*Description of the task*: Send back the records in full, character for character.

*Excerpted data*:

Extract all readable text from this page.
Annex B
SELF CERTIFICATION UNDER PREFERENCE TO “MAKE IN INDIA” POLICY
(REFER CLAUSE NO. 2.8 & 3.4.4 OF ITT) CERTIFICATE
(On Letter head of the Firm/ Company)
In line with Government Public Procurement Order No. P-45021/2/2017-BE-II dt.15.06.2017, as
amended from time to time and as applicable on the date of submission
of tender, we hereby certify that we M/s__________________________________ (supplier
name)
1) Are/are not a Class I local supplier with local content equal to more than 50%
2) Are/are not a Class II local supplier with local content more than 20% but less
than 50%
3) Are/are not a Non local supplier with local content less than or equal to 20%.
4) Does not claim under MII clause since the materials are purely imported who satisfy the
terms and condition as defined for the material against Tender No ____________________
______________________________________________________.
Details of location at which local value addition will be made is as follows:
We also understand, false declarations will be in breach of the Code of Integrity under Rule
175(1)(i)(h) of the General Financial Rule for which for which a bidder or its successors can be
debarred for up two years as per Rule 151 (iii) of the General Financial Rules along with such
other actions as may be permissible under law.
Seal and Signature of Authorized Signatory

*Output for this task*:
Extract all readable text from this page.
Annex B
SELF CERTIFICATION UNDER PREFERENCE TO “MAKE IN INDIA” POLICY
(REFER CLAUSE NO. 2.8 & 3.4.4 OF ITT) CERTIFICATE
(On Letter head of the Firm/ Company)
In line with Government Public Procurement Order No. P-45021/2/2017-BE-II dt.15.06.2017, as
amended from time to time and as applicable on the date of submission
of tender, we hereby certify that we M/s__________________________________ (supplier
name)
1) Are/are not a Class I local supplier with local content equal to more than 50%
2) Are/are not a Class II local supplier with local content more than 20% but less
than 50%
3) Are/are not a Non local supplier with local content less than or equal to 20%.
4) Does not claim under MII clause since the materials are purely imported who satisfy the
terms and condition as defined for the material against Tender No ____________________
______________________________________________________.
Details of location at which local value addition will be made is as follows:
We also understand, false declarations will be in breach of the Code of Integrity under Rule
175(1)(i)(h) of the General Financial Rule for which for which a bidder or its successors can be
debarred for up two years as per Rule 151 (iii) of the General Financial Rules along with such
other actions as may be permissible under law.
Seal and Signature of Authorized Signatory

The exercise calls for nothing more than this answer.